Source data
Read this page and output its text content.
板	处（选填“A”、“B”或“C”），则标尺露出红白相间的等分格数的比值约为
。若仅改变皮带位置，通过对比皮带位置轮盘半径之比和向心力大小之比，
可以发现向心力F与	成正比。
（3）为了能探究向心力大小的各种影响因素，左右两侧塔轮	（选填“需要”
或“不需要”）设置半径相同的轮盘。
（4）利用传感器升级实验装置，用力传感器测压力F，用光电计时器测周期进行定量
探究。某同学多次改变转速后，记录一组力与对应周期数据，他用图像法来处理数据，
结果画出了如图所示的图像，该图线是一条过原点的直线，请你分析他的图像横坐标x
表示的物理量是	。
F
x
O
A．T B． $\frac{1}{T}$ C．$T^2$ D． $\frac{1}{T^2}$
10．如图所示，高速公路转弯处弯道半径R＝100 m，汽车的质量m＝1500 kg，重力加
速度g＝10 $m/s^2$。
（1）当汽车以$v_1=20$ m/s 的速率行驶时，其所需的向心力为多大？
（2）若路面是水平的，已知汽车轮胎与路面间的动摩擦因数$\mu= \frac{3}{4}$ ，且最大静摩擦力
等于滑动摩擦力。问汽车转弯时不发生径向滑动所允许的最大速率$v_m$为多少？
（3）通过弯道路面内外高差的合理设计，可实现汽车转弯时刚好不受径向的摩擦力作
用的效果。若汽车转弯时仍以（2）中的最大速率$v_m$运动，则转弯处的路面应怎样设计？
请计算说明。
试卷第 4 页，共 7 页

== Stated problem ==
Reproduce the entries above exactly.

== Solution to this exercise ==
Read this page and output its text content.
板	处（选填“A”、“B”或“C”），则标尺露出红白相间的等分格数的比值约为
。若仅改变皮带位置，通过对比皮带位置轮盘半径之比和向心力大小之比，
可以发现向心力F与	成正比。
（3）为了能探究向心力大小的各种影响因素，左右两侧塔轮	（选填“需要”
或“不需要”）设置半径相同的轮盘。
（4）利用传感器升级实验装置，用力传感器测压力F，用光电计时器测周期进行定量
探究。某同学多次改变转速后，记录一组力与对应周期数据，他用图像法来处理数据，
结果画出了如图所示的图像，该图线是一条过原点的直线，请你分析他的图像横坐标x
表示的物理量是	。
F
x
O
A．T B． $\frac{1}{T}$ C．$T^2$ D． $\frac{1}{T^2}$
10．如图所示，高速公路转弯处弯道半径R＝100 m，汽车的质量m＝1500 kg，重力加
速度g＝10 $m/s^2$。
（1）当汽车以$v_1=20$ m/s 的速率行驶时，其所需的向心力为多大？
（2）若路面是水平的，已知汽车轮胎与路面间的动摩擦因数$\mu= \frac{3}{4}$ ，且最大静摩擦力
等于滑动摩擦力。问汽车转弯时不发生径向滑动所允许的最大速率$v_m$为多少？
（3）通过弯道路面内外高差的合理设计，可实现汽车转弯时刚好不受径向的摩擦力作
用的效果。若汽车转弯时仍以（2）中的最大速率$v_m$运动，则转弯处的路面应怎样设计？
请计算说明。
试卷第 4 页，共 7 页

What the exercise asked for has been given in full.